MATERIAL PROVIDED:

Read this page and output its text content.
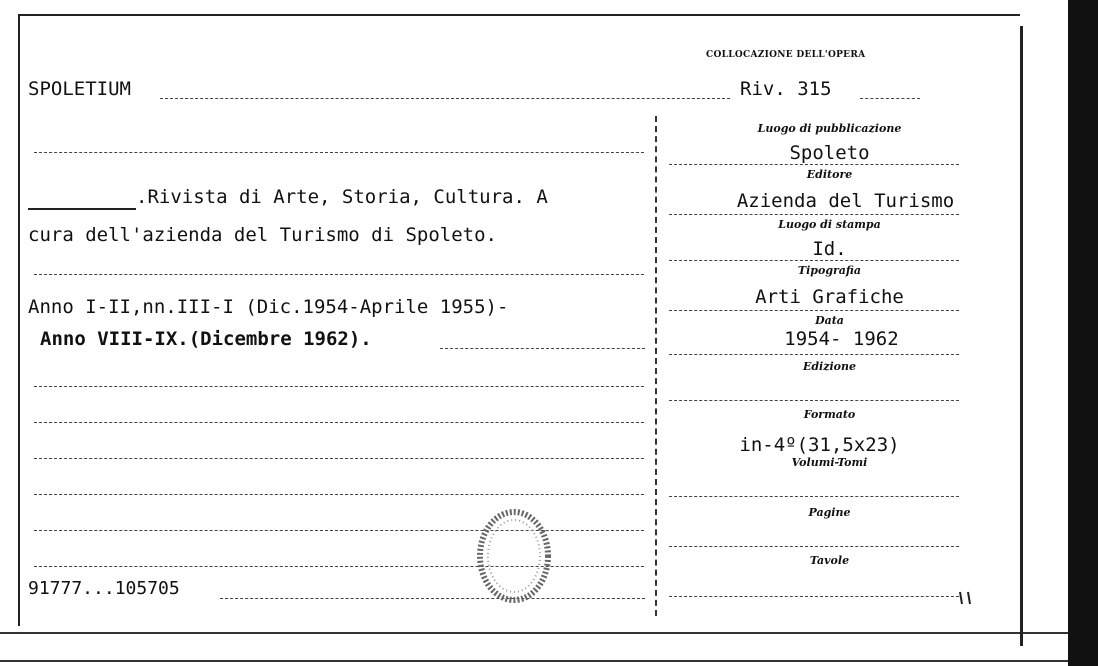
COLLOCAZIONE DELL'OPERA
SPOLETIUM	Riv. 315
.Rivista di Arte, Storia, Cultura. A
cura dell'azienda del Turismo di Spoleto.
Anno I-II,nn.III-I (Dic.1954-Aprile 1955)-
Anno VIII-IX.(Dicembre 1962).
91777...105705
Luogo di pubblicazione
Spoleto
Editore
Azienda del Turismo
Luogo di stampa
Id.
Tipografia
Arti Grafiche
Data
1954- 1962
Edizione
Formato
in-4º(31,5x23)
Volumi-Tomi
Pagine
Tavole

WRITTEN TASK: Among the entries above, identify all lines with "Luogo" and copy them.

ANSWER:
Luogo di pubblicazione
Luogo di stampa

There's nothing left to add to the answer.